[WHAT TO PRODUCE]:
Show every line in the records below that contains the word "finds".

[MATERIAL SHOWN]:
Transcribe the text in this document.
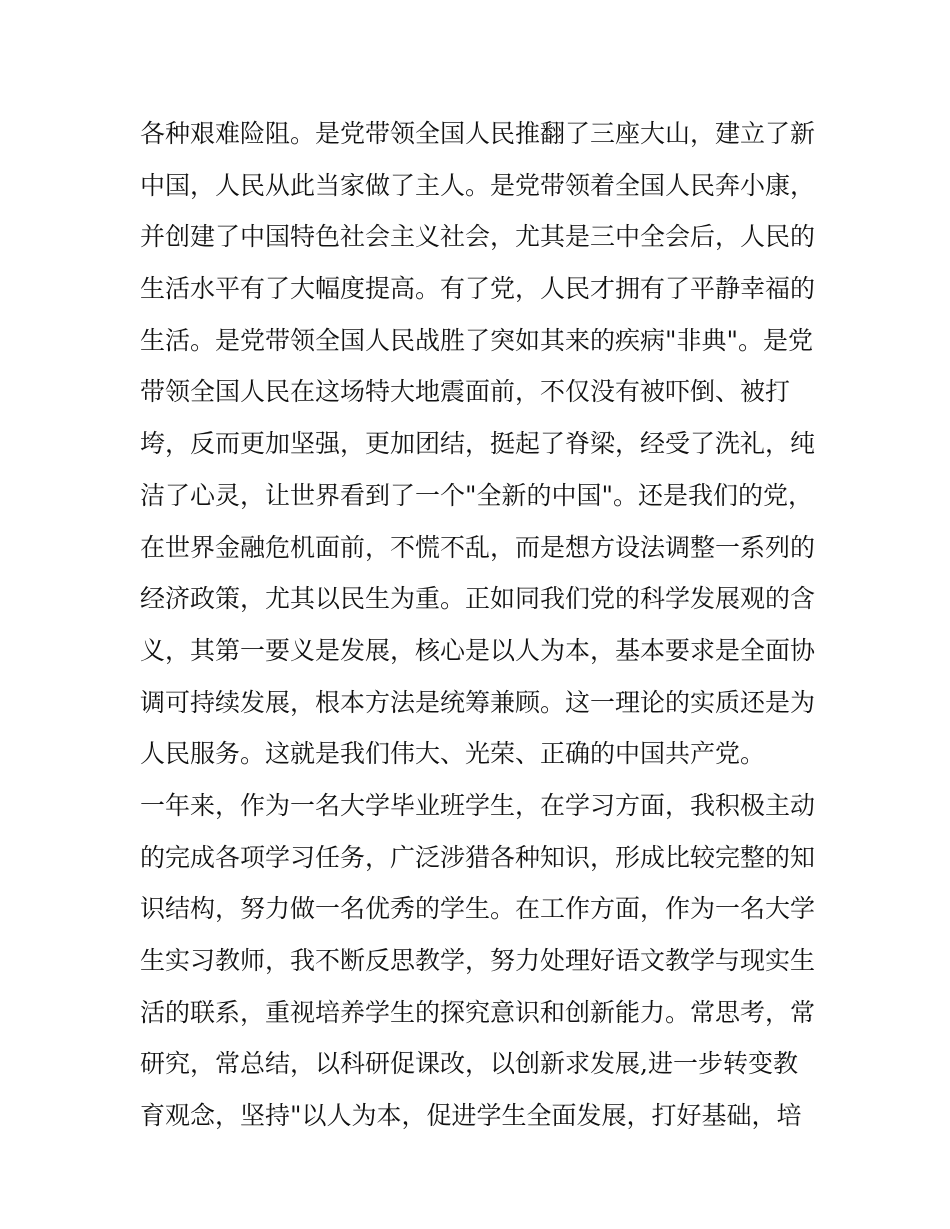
各种艰难险阻。是党带领全国人民推翻了三座大山，建立了新
中国，人民从此当家做了主人。是党带领着全国人民奔小康，
并创建了中国特色社会主义社会，尤其是三中全会后，人民的
生活水平有了大幅度提高。有了党，人民才拥有了平静幸福的
生活。是党带领全国人民战胜了突如其来的疾病"非典"。是党
带领全国人民在这场特大地震面前，不仅没有被吓倒、被打
垮，反而更加坚强，更加团结，挺起了脊梁，经受了洗礼，纯
洁了心灵，让世界看到了一个"全新的中国"。还是我们的党，
在世界金融危机面前，不慌不乱，而是想方设法调整一系列的
经济政策，尤其以民生为重。正如同我们党的科学发展观的含
义，其第一要义是发展，核心是以人为本，基本要求是全面协
调可持续发展，根本方法是统筹兼顾。这一理论的实质还是为
人民服务。这就是我们伟大、光荣、正确的中国共产党。
一年来，作为一名大学毕业班学生，在学习方面，我积极主动
的完成各项学习任务，广泛涉猎各种知识，形成比较完整的知
识结构，努力做一名优秀的学生。在工作方面，作为一名大学
生实习教师，我不断反思教学，努力处理好语文教学与现实生
活的联系，重视培养学生的探究意识和创新能力。常思考，常
研究，常总结，以科研促课改，以创新求发展,进一步转变教
育观念，坚持"以人为本，促进学生全面发展，打好基础，培
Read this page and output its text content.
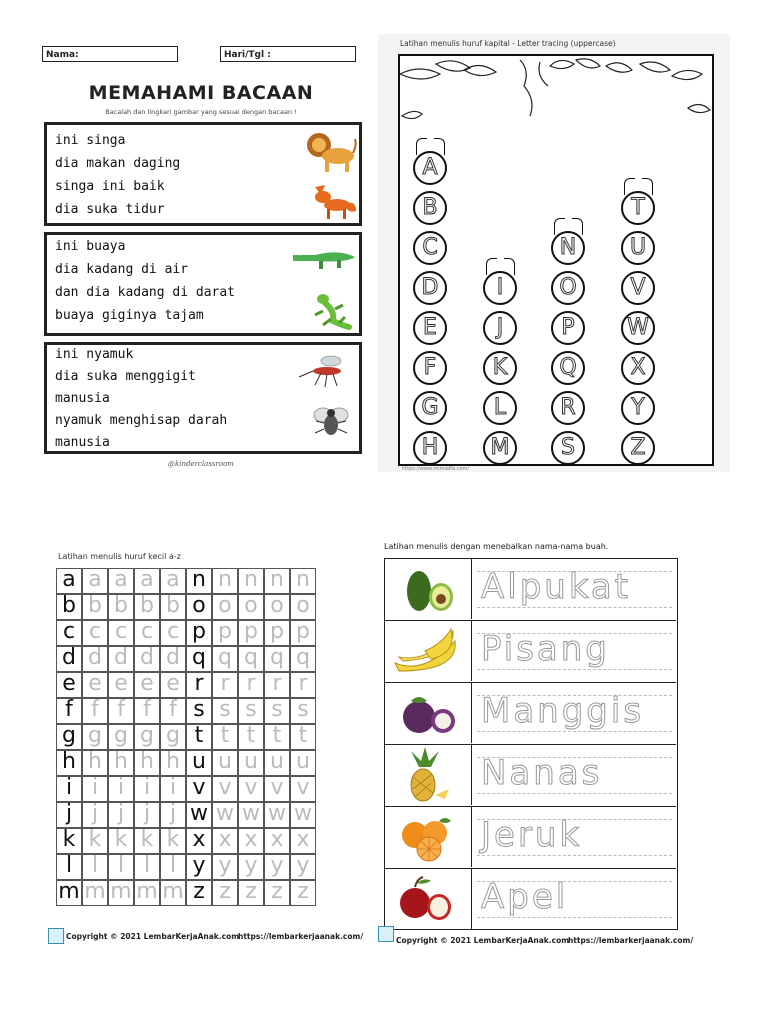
Nama:	Hari/Tgl :
MEMAHAMI BACAAN
Bacalah dan lingkari gambar yang sesuai dengan bacaan !
ini singa
dia makan daging
singa ini baik
dia suka tidur
ini buaya
dia kadang di air
dan dia kadang di darat
buaya giginya tajam
ini nyamuk
dia suka menggigit
manusia
nyamuk menghisap darah
manusia
@kinderclassroom
Latihan menulis huruf kapital - Letter tracing (uppercase)
A
B
C
D
E
F
G
H
I
J
K
L
M
N
O
P
Q
R
S
T
U
V
W
X
Y
Z
https://www.mimialfa.com/
Latihan menulis huruf kecil a-z
a a a a a n n n n n
b b b b b o o o o o
c c c c c p p p p p
d d d d d q q q q q
e e e e e r r r r r
f f f f f s s s s s
g g g g g t t t t t
h h h h h u u u u u
i i i i i v v v v v
j j j j j w w w w w
k k k k k x x x x x
l l l l l y y y y y
m m m m m z z z z z
Copyright © 2021 LembarKerjaAnak.com
https://lembarkerjaanak.com/
Latihan menulis dengan menebalkan nama-nama buah.
Alpukat
Pisang
Manggis
Nanas
Jeruk
Apel
Copyright © 2021 LembarKerjaAnak.com
https://lembarkerjaanak.com/
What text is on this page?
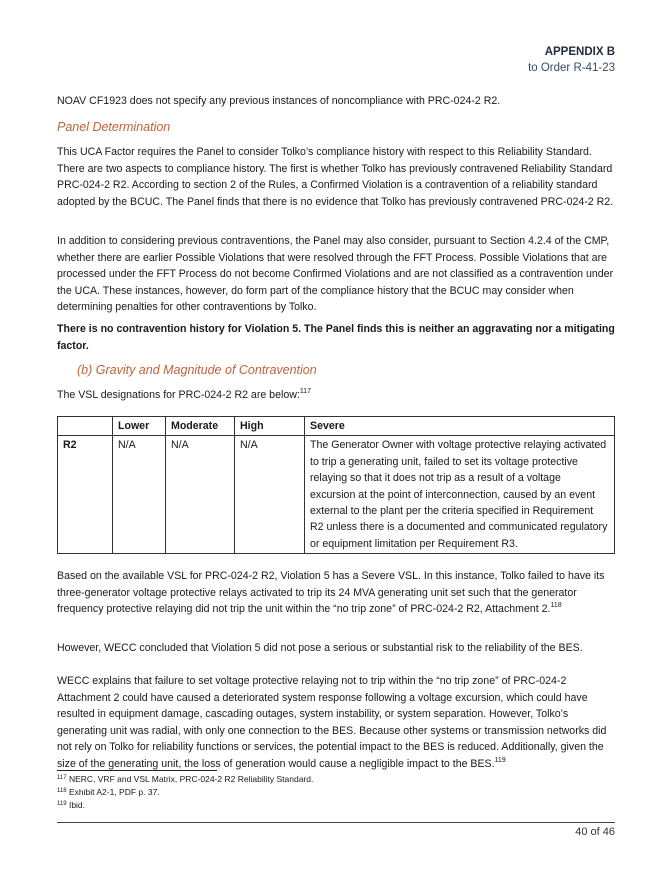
APPENDIX B
to Order R-41-23

NOAV CF1923 does not specify any previous instances of noncompliance with PRC-024-2 R2.

Panel Determination

This UCA Factor requires the Panel to consider Tolko’s compliance history with respect to this Reliability Standard. There are two aspects to compliance history. The first is whether Tolko has previously contravened Reliability Standard PRC-024-2 R2. According to section 2 of the Rules, a Confirmed Violation is a contravention of a reliability standard adopted by the BCUC. The Panel finds that there is no evidence that Tolko has previously contravened PRC-024-2 R2.

In addition to considering previous contraventions, the Panel may also consider, pursuant to Section 4.2.4 of the CMP, whether there are earlier Possible Violations that were resolved through the FFT Process. Possible Violations that are processed under the FFT Process do not become Confirmed Violations and are not classified as a contravention under the UCA. These instances, however, do form part of the compliance history that the BCUC may consider when determining penalties for other contraventions by Tolko.

There is no contravention history for Violation 5. The Panel finds this is neither an aggravating nor a mitigating factor.

(b) Gravity and Magnitude of Contravention

The VSL designations for PRC-024-2 R2 are below:$^{117}$

	Lower	Moderate	High	Severe
R2	N/A	N/A	N/A	The Generator Owner with voltage protective relaying activated to trip a generating unit, failed to set its voltage protective relaying so that it does not trip as a result of a voltage excursion at the point of interconnection, caused by an event external to the plant per the criteria specified in Requirement R2 unless there is a documented and communicated regulatory or equipment limitation per Requirement R3.

Based on the available VSL for PRC-024-2 R2, Violation 5 has a Severe VSL. In this instance, Tolko failed to have its three-generator voltage protective relays activated to trip its 24 MVA generating unit set such that the generator frequency protective relaying did not trip the unit within the “no trip zone” of PRC-024-2 R2, Attachment 2.$^{118}$

However, WECC concluded that Violation 5 did not pose a serious or substantial risk to the reliability of the BES.

WECC explains that failure to set voltage protective relaying not to trip within the “no trip zone” of PRC-024-2 Attachment 2 could have caused a deteriorated system response following a voltage excursion, which could have resulted in equipment damage, cascading outages, system instability, or system separation. However, Tolko’s generating unit was radial, with only one connection to the BES. Because other systems or transmission networks did not rely on Tolko for reliability functions or services, the potential impact to the BES is reduced. Additionally, given the size of the generating unit, the loss of generation would cause a negligible impact to the BES.$^{119}$

$^{117}$ NERC, VRF and VSL Matrix, PRC-024-2 R2 Reliability Standard.
$^{118}$ Exhibit A2-1, PDF p. 37.
$^{119}$ Ibid.
40 of 46
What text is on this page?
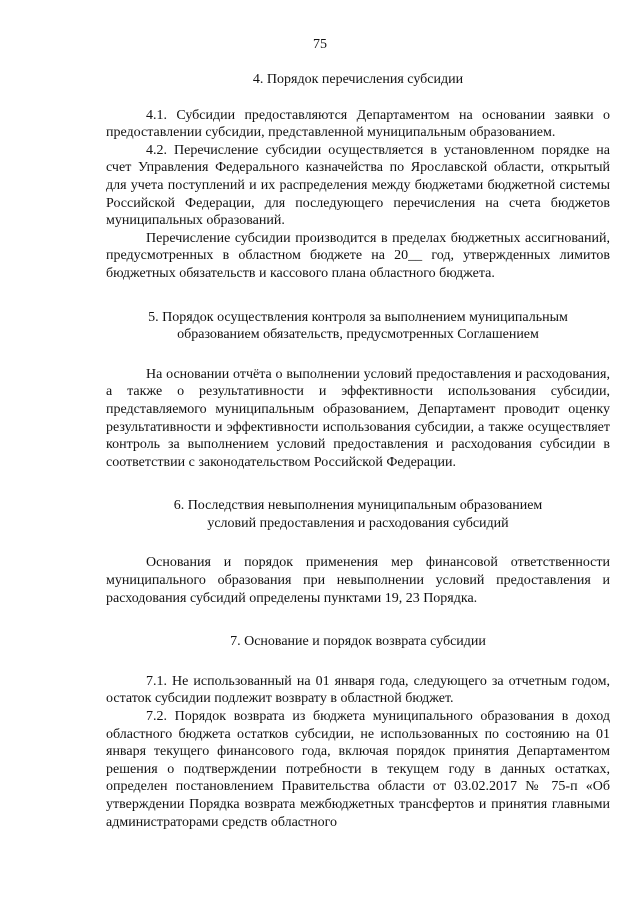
75
4. Порядок перечисления субсидии

4.1. Субсидии предоставляются Департаментом на основании заявки о предоставлении субсидии, представленной муниципальным образованием.

4.2. Перечисление субсидии осуществляется в установленном порядке на счет Управления Федерального казначейства по Ярославской области, открытый для учета поступлений и их распределения между бюджетами бюджетной системы Российской Федерации, для последующего перечисления на счета бюджетов муниципальных образований.

Перечисление субсидии производится в пределах бюджетных ассигнований, предусмотренных в областном бюджете на 20__ год, утвержденных лимитов бюджетных обязательств и кассового плана областного бюджета.

5. Порядок осуществления контроля за выполнением муниципальным
образованием обязательств, предусмотренных Соглашением

На основании отчёта о выполнении условий предоставления и расходования, а также о результативности и эффективности использования субсидии, представляемого муниципальным образованием, Департамент проводит оценку результативности и эффективности использования субсидии, а также осуществляет контроль за выполнением условий предоставления и расходования субсидии в соответствии с законодательством Российской Федерации.

6. Последствия невыполнения муниципальным образованием
условий предоставления и расходования субсидий

Основания и порядок применения мер финансовой ответственности муниципального образования при невыполнении условий предоставления и расходования субсидий определены пунктами 19, 23 Порядка.

7. Основание и порядок возврата субсидии

7.1. Не использованный на 01 января года, следующего за отчетным годом, остаток субсидии подлежит возврату в областной бюджет.

7.2. Порядок возврата из бюджета муниципального образования в доход областного бюджета остатков субсидии, не использованных по состоянию на 01 января текущего финансового года, включая порядок принятия Департаментом решения о подтверждении потребности в текущем году в данных остатках, определен постановлением Правительства области от 03.02.2017 № 75-п «Об утверждении Порядка возврата межбюджетных трансфертов и принятия главными администраторами средств областного
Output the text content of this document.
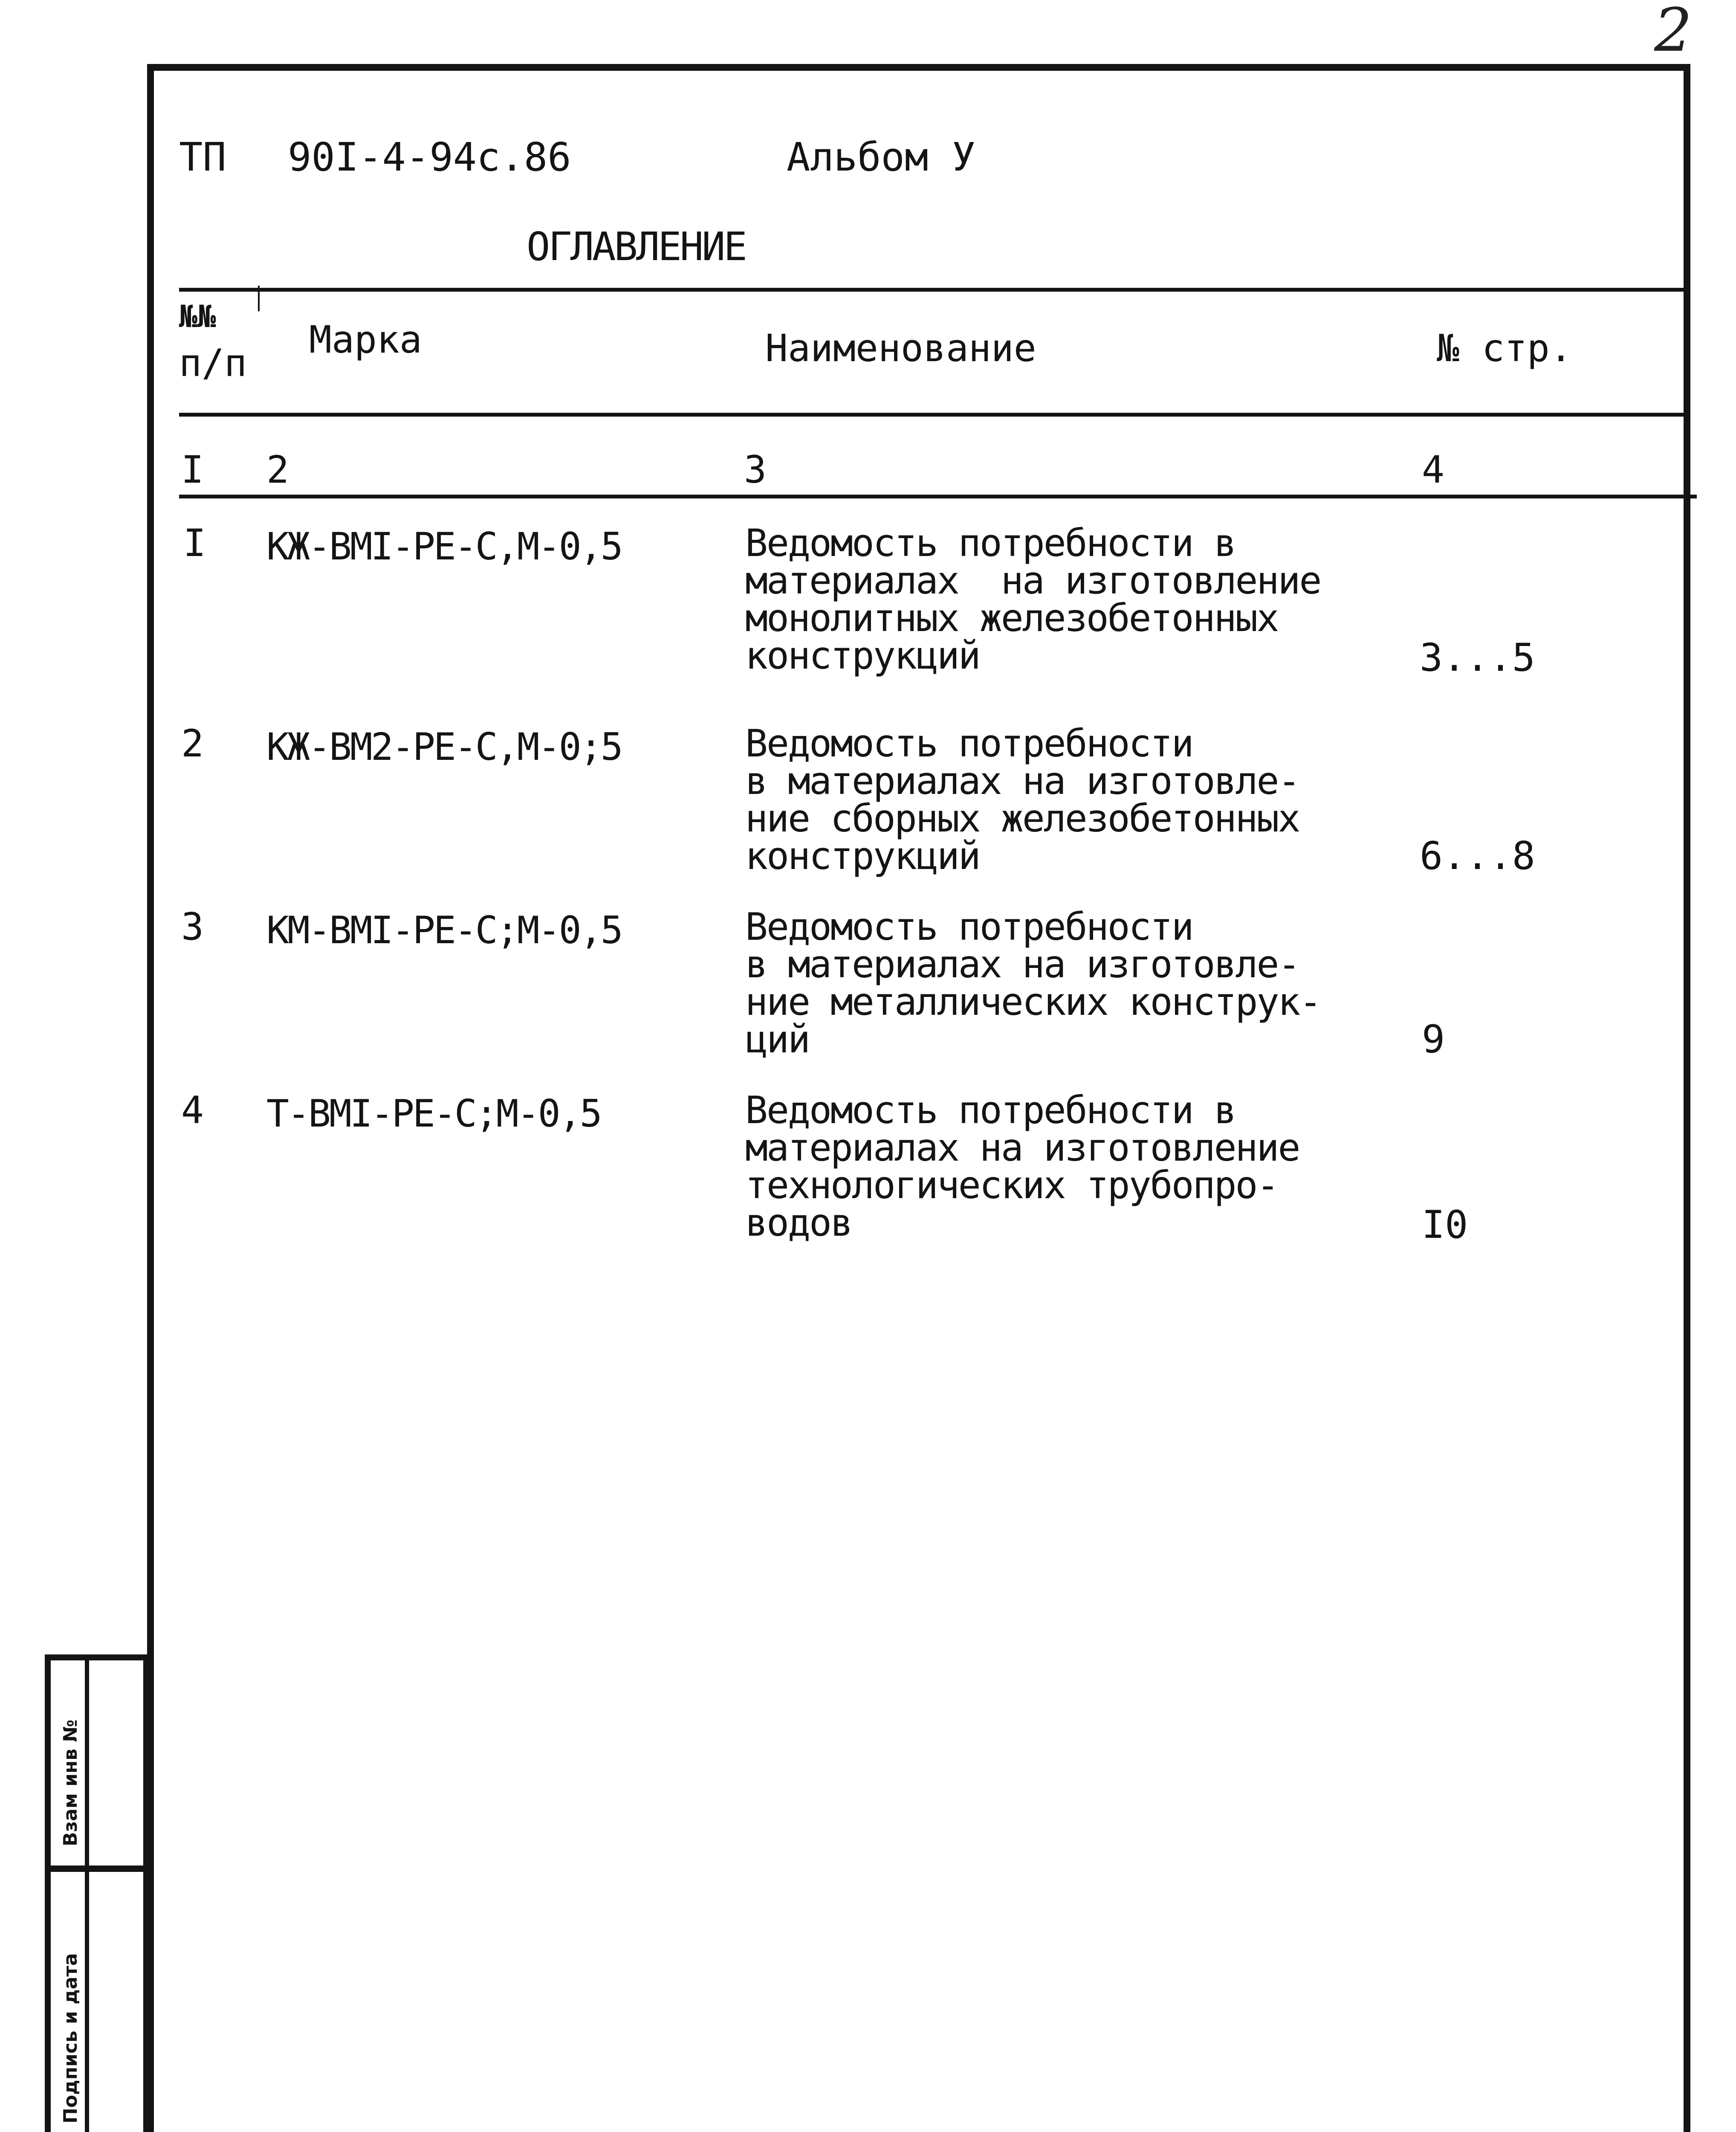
2
ТП 90I-4-94с.86	Альбом У
ОГЛАВЛЕНИЕ
№№
п/п
Марка	Наименование	№ стр.
I 2	3	4
I КЖ-ВМI-РЕ-С,М-0,5	Ведомость потребности в
материалах  на изготовление
монолитных железобетонных
конструкций	3...5
2 КЖ-ВМ2-РЕ-С,М-0;5	Ведомость потребности
в материалах на изготовле-
ние сборных железобетонных
конструкций	6...8
3 КМ-ВМI-РЕ-С;М-0,5	Ведомость потребности
в материалах на изготовле-
ние металлических конструк-
ций	9
4 Т-ВМI-РЕ-С;М-0,5	Ведомость потребности в
материалах на изготовление
технологических трубопро-
водов	I0
Взам инв №
Подпись и дата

[REPLY]:
This UCA Factor requires the Panel to consider Tolko’s compliance history with respect to this Reliability Standard. There are two aspects to compliance history. The first is whether Tolko has previously contravened Reliability Standard PRC-024-2 R2. According to section 2 of the Rules, a Confirmed Violation is a contravention of a reliability standard adopted by the BCUC. The Panel finds that there is no evidence that Tolko has previously contravened PRC-024-2 R2.
There is no contravention history for Violation 5. The Panel finds this is neither an aggravating nor a mitigating factor.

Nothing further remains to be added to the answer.